» Required task:
Copy the lines below exactly as they appear, but leave out the pictures.
+ + + + + + +
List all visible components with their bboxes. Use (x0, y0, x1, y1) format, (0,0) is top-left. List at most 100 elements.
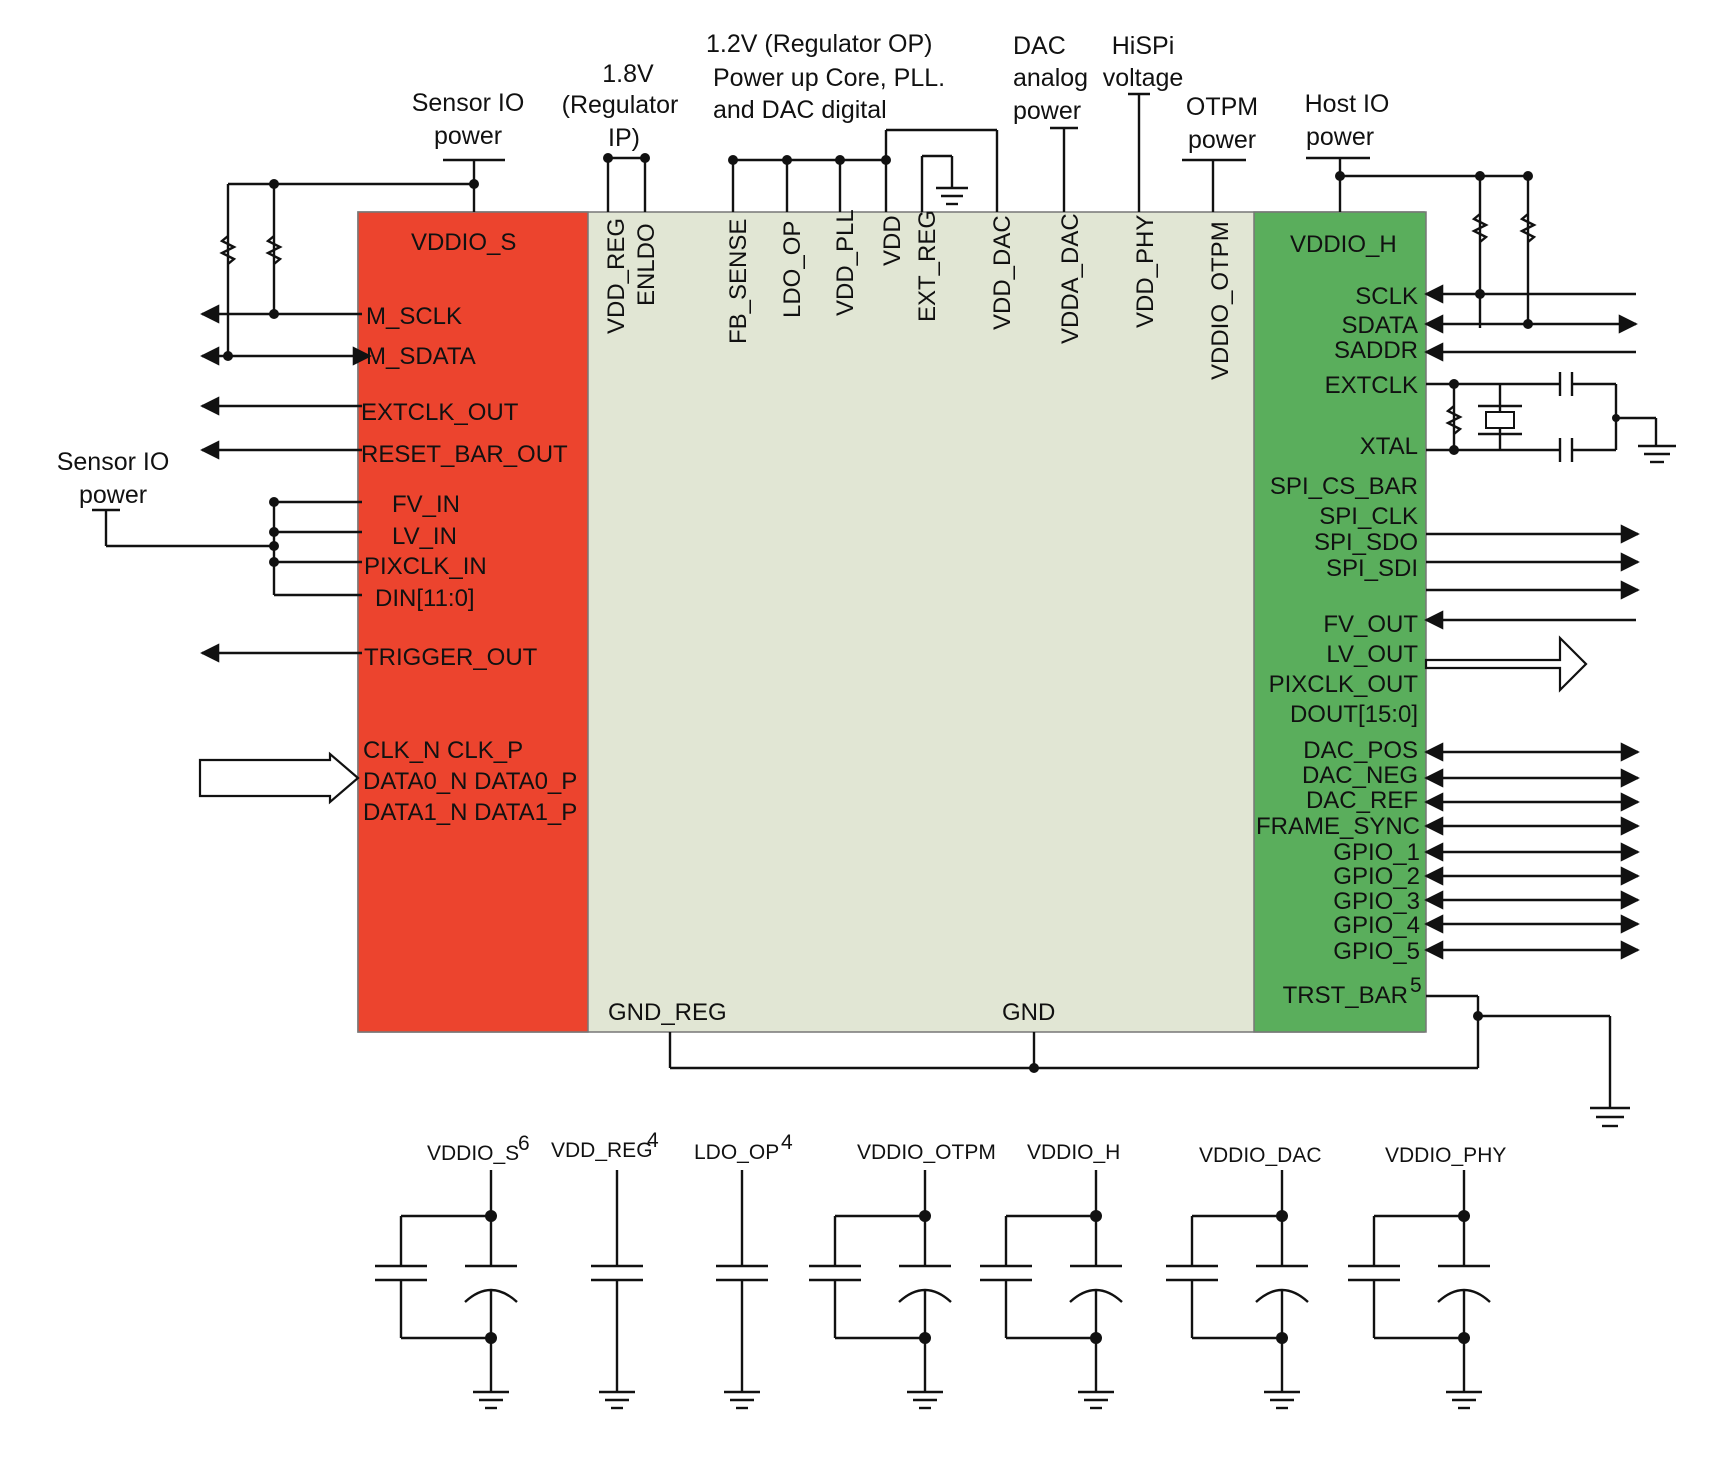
svg-text:SCLK: SCLK (1355, 283, 1418, 310)
svg-text:analog: analog (1013, 64, 1088, 92)
v18-regulator-label: 1.8V (Regulator IP) (562, 60, 679, 152)
svg-text:DATA0_N DATA0_P: DATA0_N DATA0_P (363, 768, 577, 795)
svg-text:XTAL: XTAL (1360, 433, 1418, 460)
junction-dot (1458, 1210, 1470, 1222)
svg-text:CLK_N CLK_P: CLK_N CLK_P (363, 737, 523, 764)
svg-text:VDD_REG: VDD_REG (551, 1139, 653, 1162)
svg-text:power: power (434, 122, 502, 150)
svg-text:GPIO_3: GPIO_3 (1333, 888, 1420, 915)
svg-text:GPIO_5: GPIO_5 (1333, 938, 1420, 965)
junction-dot (1090, 1332, 1102, 1344)
svg-text:SDATA: SDATA (1342, 312, 1418, 339)
svg-text:VDDA_DAC: VDDA_DAC (1057, 213, 1084, 344)
svg-text:DATA1_N DATA1_P: DATA1_N DATA1_P (363, 799, 577, 826)
svg-text:SPI_SDO: SPI_SDO (1314, 529, 1418, 556)
svg-text:Sensor IO: Sensor IO (412, 89, 525, 117)
right-junction-dots (1475, 289, 1533, 329)
svg-text:LDO_OP: LDO_OP (779, 221, 806, 318)
junction-dot (1458, 1332, 1470, 1344)
right-signal-wires (1424, 284, 1640, 960)
top-junction-dots (269, 153, 1533, 189)
host-io-power-label: Host IO power (1305, 90, 1390, 151)
svg-text:FB_SENSE: FB_SENSE (725, 219, 752, 344)
ground-network (668, 994, 1630, 1128)
svg-text:VDDIO_DAC: VDDIO_DAC (1199, 1144, 1322, 1167)
svg-text:power: power (79, 481, 147, 509)
svg-text:EXTCLK: EXTCLK (1325, 372, 1418, 399)
svg-text:EXTCLK_OUT: EXTCLK_OUT (361, 399, 519, 426)
svg-text:GPIO_2: GPIO_2 (1333, 863, 1420, 890)
svg-text:Sensor IO: Sensor IO (57, 448, 170, 476)
svg-text:HiSPi: HiSPi (1112, 32, 1175, 60)
v12-regulator-label: 1.2V (Regulator OP) Power up Core, PLL. … (706, 30, 945, 124)
svg-text:VDDIO_H: VDDIO_H (1290, 231, 1397, 258)
junction-dot (485, 1210, 497, 1222)
svg-text:VDDIO_OTPM: VDDIO_OTPM (1207, 221, 1234, 380)
svg-text:EXT_REG: EXT_REG (914, 210, 941, 322)
svg-text:TRIGGER_OUT: TRIGGER_OUT (364, 644, 538, 671)
junction-dot (919, 1210, 931, 1222)
svg-text:GND: GND (1002, 999, 1055, 1026)
svg-text:FV_IN: FV_IN (392, 491, 460, 518)
pullup-resistor-icon (219, 213, 1537, 265)
svg-text:GPIO_1: GPIO_1 (1333, 839, 1420, 866)
svg-text:PIXCLK_IN: PIXCLK_IN (364, 553, 487, 580)
otpm-power-label: OTPM power (1186, 93, 1258, 154)
svg-text:FV_OUT: FV_OUT (1323, 611, 1418, 638)
svg-text:DIN[11:0]: DIN[11:0] (375, 585, 475, 612)
svg-text:IP): IP) (608, 124, 640, 152)
junction-dot (1090, 1210, 1102, 1222)
svg-text:VDDIO_PHY: VDDIO_PHY (1385, 1144, 1506, 1167)
svg-text:LDO_OP: LDO_OP (694, 1141, 779, 1164)
svg-text:VDD: VDD (879, 215, 906, 266)
svg-text:DAC_NEG: DAC_NEG (1302, 762, 1418, 789)
decoupling-capacitors (375, 1170, 1491, 1410)
svg-text:GPIO_4: GPIO_4 (1333, 912, 1420, 939)
left-junction-dots (223, 309, 279, 567)
svg-text:LV_OUT: LV_OUT (1326, 641, 1418, 668)
svg-text:SPI_CS_BAR: SPI_CS_BAR (1270, 473, 1418, 500)
svg-text:VDDIO_S: VDDIO_S (411, 229, 516, 256)
svg-text:GND_REG: GND_REG (608, 999, 727, 1026)
top-pin-labels: VDD_REG ENLDO FB_SENSE LDO_OP VDD_PLL VD… (603, 209, 1234, 380)
junction-dot (1276, 1210, 1288, 1222)
svg-text:M_SDATA: M_SDATA (366, 343, 476, 370)
svg-text:1.2V (Regulator OP): 1.2V (Regulator OP) (706, 30, 933, 58)
crystal-oscillator-network (1426, 372, 1676, 464)
svg-text:DOUT[15:0]: DOUT[15:0] (1290, 701, 1418, 728)
hispi-voltage-label: HiSPi voltage (1103, 32, 1184, 92)
svg-text:SPI_SDI: SPI_SDI (1326, 555, 1418, 582)
junction-dot (919, 1332, 931, 1344)
svg-text:DAC_REF: DAC_REF (1306, 787, 1418, 814)
sensor-io-power-left-label: Sensor IO power (57, 448, 170, 509)
left-pin-labels: VDDIO_S M_SCLK M_SDATA EXTCLK_OUT RESET_… (361, 229, 577, 826)
svg-text:VDDIO_OTPM: VDDIO_OTPM (857, 1141, 996, 1164)
svg-text:RESET_BAR_OUT: RESET_BAR_OUT (361, 441, 568, 468)
dac-analog-power-label: DAC analog power (1013, 32, 1088, 125)
svg-text:4: 4 (781, 1131, 793, 1154)
svg-text:power: power (1188, 126, 1256, 154)
svg-text:power: power (1013, 97, 1081, 125)
svg-text:1.8V: 1.8V (602, 60, 654, 88)
junction-dot (1276, 1332, 1288, 1344)
right-pin-labels: VDDIO_H SCLK SDATA SADDR EXTCLK XTAL SPI… (1256, 231, 1422, 1009)
svg-text:voltage: voltage (1103, 64, 1184, 92)
svg-text:SPI_CLK: SPI_CLK (1319, 503, 1418, 530)
svg-text:LV_IN: LV_IN (392, 523, 457, 550)
svg-text:SADDR: SADDR (1334, 337, 1418, 364)
svg-text:6: 6 (518, 1132, 530, 1155)
svg-text:FRAME_SYNC: FRAME_SYNC (1256, 813, 1420, 840)
svg-text:VDD_DAC: VDD_DAC (989, 215, 1016, 330)
svg-text:(Regulator: (Regulator (562, 91, 679, 119)
svg-text:Host IO: Host IO (1305, 90, 1390, 118)
sensor-io-power-label: Sensor IO power (412, 89, 525, 150)
junction-dot (485, 1332, 497, 1344)
svg-text:VDD_PHY: VDD_PHY (1132, 215, 1159, 328)
svg-text:ENLDO: ENLDO (633, 223, 660, 306)
svg-text:VDD_REG: VDD_REG (603, 218, 630, 334)
svg-text:DAC: DAC (1013, 32, 1066, 60)
svg-text:DAC_POS: DAC_POS (1303, 737, 1418, 764)
svg-text:power: power (1306, 123, 1374, 151)
parallel-output-bus-arrow (1424, 635, 1588, 693)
+ + + + + + +
» Written reply:
List all visible components with their bboxes. Use (x0, y0, x1, y1) format, (0,0) is top-left. List at most 100 elements.
svg-text:SCLK: SCLK (1355, 283, 1418, 310)
svg-text:analog: analog (1013, 64, 1088, 92)
v18-regulator-label: 1.8V (Regulator IP) (562, 60, 679, 152)
svg-text:DATA0_N DATA0_P: DATA0_N DATA0_P (363, 768, 577, 795)
svg-text:XTAL: XTAL (1360, 433, 1418, 460)
junction-dot (1458, 1210, 1470, 1222)
svg-text:CLK_N CLK_P: CLK_N CLK_P (363, 737, 523, 764)
svg-text:VDD_REG: VDD_REG (551, 1139, 653, 1162)
svg-text:power: power (434, 122, 502, 150)
svg-text:GPIO_3: GPIO_3 (1333, 888, 1420, 915)
svg-text:GPIO_5: GPIO_5 (1333, 938, 1420, 965)
junction-dot (1090, 1332, 1102, 1344)
svg-text:SDATA: SDATA (1342, 312, 1418, 339)
svg-text:VDDA_DAC: VDDA_DAC (1057, 213, 1084, 344)
svg-text:DATA1_N DATA1_P: DATA1_N DATA1_P (363, 799, 577, 826)
svg-text:SPI_SDO: SPI_SDO (1314, 529, 1418, 556)
svg-text:Sensor IO: Sensor IO (412, 89, 525, 117)
right-junction-dots (1475, 289, 1533, 329)
svg-text:LDO_OP: LDO_OP (779, 221, 806, 318)
junction-dot (1458, 1332, 1470, 1344)
right-signal-wires (1424, 284, 1640, 960)
top-junction-dots (269, 153, 1533, 189)
host-io-power-label: Host IO power (1305, 90, 1390, 151)
svg-text:FB_SENSE: FB_SENSE (725, 219, 752, 344)
ground-network (668, 994, 1630, 1128)
svg-text:VDDIO_DAC: VDDIO_DAC (1199, 1144, 1322, 1167)
svg-text:power: power (79, 481, 147, 509)
svg-text:EXTCLK: EXTCLK (1325, 372, 1418, 399)
svg-text:EXTCLK_OUT: EXTCLK_OUT (361, 399, 519, 426)
svg-text:GPIO_2: GPIO_2 (1333, 863, 1420, 890)
svg-text:Sensor IO: Sensor IO (57, 448, 170, 476)
svg-text:HiSPi: HiSPi (1112, 32, 1175, 60)
v12-regulator-label: 1.2V (Regulator OP) Power up Core, PLL. … (706, 30, 945, 124)
svg-text:VDDIO_H: VDDIO_H (1290, 231, 1397, 258)
junction-dot (485, 1210, 497, 1222)
svg-text:VDDIO_OTPM: VDDIO_OTPM (1207, 221, 1234, 380)
svg-text:EXT_REG: EXT_REG (914, 210, 941, 322)
svg-text:TRIGGER_OUT: TRIGGER_OUT (364, 644, 538, 671)
junction-dot (919, 1210, 931, 1222)
svg-text:GND: GND (1002, 999, 1055, 1026)
svg-text:FV_IN: FV_IN (392, 491, 460, 518)
pullup-resistor-icon (219, 213, 1537, 265)
svg-text:GPIO_1: GPIO_1 (1333, 839, 1420, 866)
svg-text:PIXCLK_IN: PIXCLK_IN (364, 553, 487, 580)
otpm-power-label: OTPM power (1186, 93, 1258, 154)
svg-text:FV_OUT: FV_OUT (1323, 611, 1418, 638)
svg-text:DIN[11:0]: DIN[11:0] (375, 585, 475, 612)
svg-text:IP): IP) (608, 124, 640, 152)
junction-dot (1090, 1210, 1102, 1222)
svg-text:VDDIO_PHY: VDDIO_PHY (1385, 1144, 1506, 1167)
svg-text:LDO_OP: LDO_OP (694, 1141, 779, 1164)
svg-text:VDD: VDD (879, 215, 906, 266)
svg-text:DAC_NEG: DAC_NEG (1302, 762, 1418, 789)
decoupling-capacitors (375, 1170, 1491, 1410)
svg-text:GPIO_4: GPIO_4 (1333, 912, 1420, 939)
left-junction-dots (223, 309, 279, 567)
svg-text:LV_OUT: LV_OUT (1326, 641, 1418, 668)
svg-text:SPI_CS_BAR: SPI_CS_BAR (1270, 473, 1418, 500)
svg-text:VDDIO_S: VDDIO_S (411, 229, 516, 256)
svg-text:GND_REG: GND_REG (608, 999, 727, 1026)
top-pin-labels: VDD_REG ENLDO FB_SENSE LDO_OP VDD_PLL VD… (603, 209, 1234, 380)
junction-dot (1276, 1210, 1288, 1222)
svg-text:M_SDATA: M_SDATA (366, 343, 476, 370)
svg-text:1.2V (Regulator OP): 1.2V (Regulator OP) (706, 30, 933, 58)
crystal-oscillator-network (1426, 372, 1676, 464)
svg-text:DOUT[15:0]: DOUT[15:0] (1290, 701, 1418, 728)
hispi-voltage-label: HiSPi voltage (1103, 32, 1184, 92)
svg-text:SPI_SDI: SPI_SDI (1326, 555, 1418, 582)
junction-dot (919, 1332, 931, 1344)
svg-text:DAC_REF: DAC_REF (1306, 787, 1418, 814)
sensor-io-power-left-label: Sensor IO power (57, 448, 170, 509)
left-pin-labels: VDDIO_S M_SCLK M_SDATA EXTCLK_OUT RESET_… (361, 229, 577, 826)
svg-text:VDDIO_OTPM: VDDIO_OTPM (857, 1141, 996, 1164)
svg-text:RESET_BAR_OUT: RESET_BAR_OUT (361, 441, 568, 468)
dac-analog-power-label: DAC analog power (1013, 32, 1088, 125)
svg-text:4: 4 (781, 1131, 793, 1154)
svg-text:power: power (1188, 126, 1256, 154)
svg-text:power: power (1013, 97, 1081, 125)
svg-text:1.8V: 1.8V (602, 60, 654, 88)
junction-dot (1276, 1332, 1288, 1344)
right-pin-labels: VDDIO_H SCLK SDATA SADDR EXTCLK XTAL SPI… (1256, 231, 1422, 1009)
svg-text:voltage: voltage (1103, 64, 1184, 92)
svg-text:SPI_CLK: SPI_CLK (1319, 503, 1418, 530)
svg-text:LV_IN: LV_IN (392, 523, 457, 550)
svg-text:SADDR: SADDR (1334, 337, 1418, 364)
svg-text:6: 6 (518, 1132, 530, 1155)
svg-text:FRAME_SYNC: FRAME_SYNC (1256, 813, 1420, 840)
svg-text:VDD_DAC: VDD_DAC (989, 215, 1016, 330)
svg-text:(Regulator: (Regulator (562, 91, 679, 119)
svg-text:Host IO: Host IO (1305, 90, 1390, 118)
sensor-io-power-label: Sensor IO power (412, 89, 525, 150)
junction-dot (485, 1332, 497, 1344)
svg-text:VDD_PHY: VDD_PHY (1132, 215, 1159, 328)
svg-text:ENLDO: ENLDO (633, 223, 660, 306)
svg-text:VDD_REG: VDD_REG (603, 218, 630, 334)
svg-text:DAC: DAC (1013, 32, 1066, 60)
svg-text:DAC_POS: DAC_POS (1303, 737, 1418, 764)
svg-text:power: power (1306, 123, 1374, 151)
parallel-output-bus-arrow (1424, 635, 1588, 693)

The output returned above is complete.